▸ Available data:

———

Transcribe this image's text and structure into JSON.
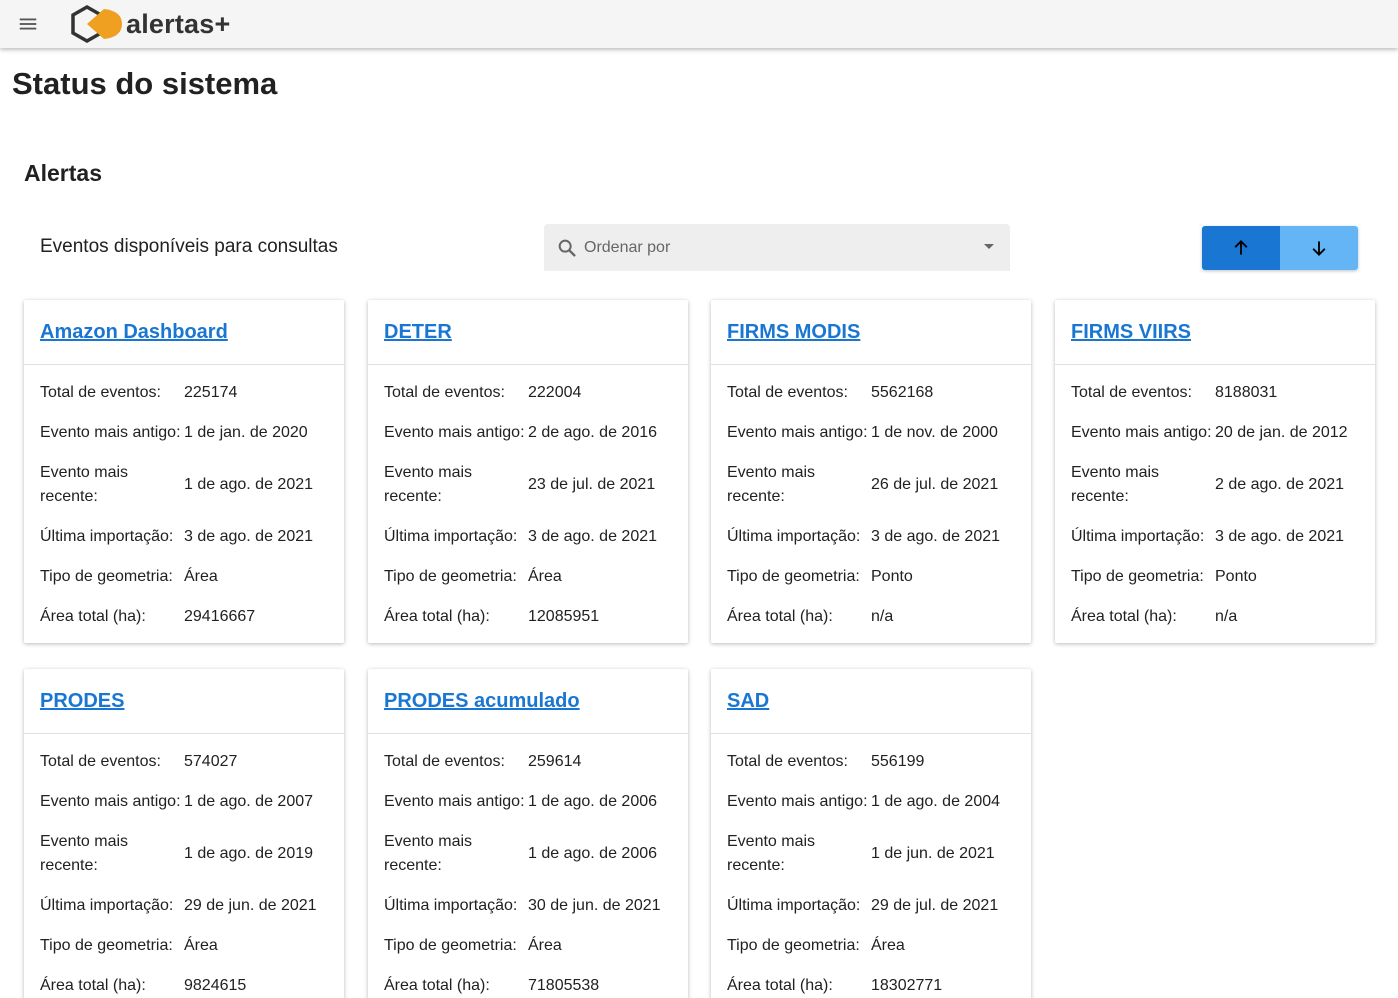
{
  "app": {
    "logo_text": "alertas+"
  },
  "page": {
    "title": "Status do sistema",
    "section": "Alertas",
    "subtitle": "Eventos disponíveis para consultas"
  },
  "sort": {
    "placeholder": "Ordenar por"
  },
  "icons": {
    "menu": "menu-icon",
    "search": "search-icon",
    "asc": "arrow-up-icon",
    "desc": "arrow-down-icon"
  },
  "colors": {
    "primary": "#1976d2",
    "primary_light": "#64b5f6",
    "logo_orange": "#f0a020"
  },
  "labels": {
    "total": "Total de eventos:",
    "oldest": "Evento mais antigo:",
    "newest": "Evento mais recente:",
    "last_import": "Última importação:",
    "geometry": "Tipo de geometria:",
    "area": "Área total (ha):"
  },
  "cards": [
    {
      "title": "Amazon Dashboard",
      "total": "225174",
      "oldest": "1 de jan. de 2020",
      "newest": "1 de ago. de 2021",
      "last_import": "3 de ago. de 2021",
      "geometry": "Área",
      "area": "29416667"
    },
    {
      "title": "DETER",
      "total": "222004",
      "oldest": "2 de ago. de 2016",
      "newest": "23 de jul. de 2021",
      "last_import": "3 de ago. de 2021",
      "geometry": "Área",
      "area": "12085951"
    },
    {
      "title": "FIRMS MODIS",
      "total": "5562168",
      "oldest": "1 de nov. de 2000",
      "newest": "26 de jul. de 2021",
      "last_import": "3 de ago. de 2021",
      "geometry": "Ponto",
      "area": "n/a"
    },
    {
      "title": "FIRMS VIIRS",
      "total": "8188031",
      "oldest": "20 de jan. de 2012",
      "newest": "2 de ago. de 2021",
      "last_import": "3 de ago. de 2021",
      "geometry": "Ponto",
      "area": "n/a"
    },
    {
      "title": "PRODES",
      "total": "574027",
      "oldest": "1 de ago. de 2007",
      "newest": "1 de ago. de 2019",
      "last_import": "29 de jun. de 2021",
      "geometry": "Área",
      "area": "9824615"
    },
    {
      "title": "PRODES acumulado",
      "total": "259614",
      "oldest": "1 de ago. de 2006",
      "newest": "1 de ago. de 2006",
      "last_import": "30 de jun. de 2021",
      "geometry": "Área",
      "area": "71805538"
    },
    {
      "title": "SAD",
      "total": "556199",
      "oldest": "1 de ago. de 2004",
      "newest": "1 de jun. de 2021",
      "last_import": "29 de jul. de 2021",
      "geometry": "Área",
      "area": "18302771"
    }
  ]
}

———

▸ Written request:
Reproduce the material above verbatim; omit every picture.

▸ Written reply:
Transcribe this image's text and structure into JSON.
{
  "app": {
    "logo_text": "alertas+"
  },
  "page": {
    "title": "Status do sistema",
    "section": "Alertas",
    "subtitle": "Eventos disponíveis para consultas"
  },
  "sort": {
    "placeholder": "Ordenar por"
  },
  "icons": {
    "menu": "menu-icon",
    "search": "search-icon",
    "asc": "arrow-up-icon",
    "desc": "arrow-down-icon"
  },
  "colors": {
    "primary": "#1976d2",
    "primary_light": "#64b5f6",
    "logo_orange": "#f0a020"
  },
  "labels": {
    "total": "Total de eventos:",
    "oldest": "Evento mais antigo:",
    "newest": "Evento mais recente:",
    "last_import": "Última importação:",
    "geometry": "Tipo de geometria:",
    "area": "Área total (ha):"
  },
  "cards": [
    {
      "title": "Amazon Dashboard",
      "total": "225174",
      "oldest": "1 de jan. de 2020",
      "newest": "1 de ago. de 2021",
      "last_import": "3 de ago. de 2021",
      "geometry": "Área",
      "area": "29416667"
    },
    {
      "title": "DETER",
      "total": "222004",
      "oldest": "2 de ago. de 2016",
      "newest": "23 de jul. de 2021",
      "last_import": "3 de ago. de 2021",
      "geometry": "Área",
      "area": "12085951"
    },
    {
      "title": "FIRMS MODIS",
      "total": "5562168",
      "oldest": "1 de nov. de 2000",
      "newest": "26 de jul. de 2021",
      "last_import": "3 de ago. de 2021",
      "geometry": "Ponto",
      "area": "n/a"
    },
    {
      "title": "FIRMS VIIRS",
      "total": "8188031",
      "oldest": "20 de jan. de 2012",
      "newest": "2 de ago. de 2021",
      "last_import": "3 de ago. de 2021",
      "geometry": "Ponto",
      "area": "n/a"
    },
    {
      "title": "PRODES",
      "total": "574027",
      "oldest": "1 de ago. de 2007",
      "newest": "1 de ago. de 2019",
      "last_import": "29 de jun. de 2021",
      "geometry": "Área",
      "area": "9824615"
    },
    {
      "title": "PRODES acumulado",
      "total": "259614",
      "oldest": "1 de ago. de 2006",
      "newest": "1 de ago. de 2006",
      "last_import": "30 de jun. de 2021",
      "geometry": "Área",
      "area": "71805538"
    },
    {
      "title": "SAD",
      "total": "556199",
      "oldest": "1 de ago. de 2004",
      "newest": "1 de jun. de 2021",
      "last_import": "29 de jul. de 2021",
      "geometry": "Área",
      "area": "18302771"
    }
  ]
}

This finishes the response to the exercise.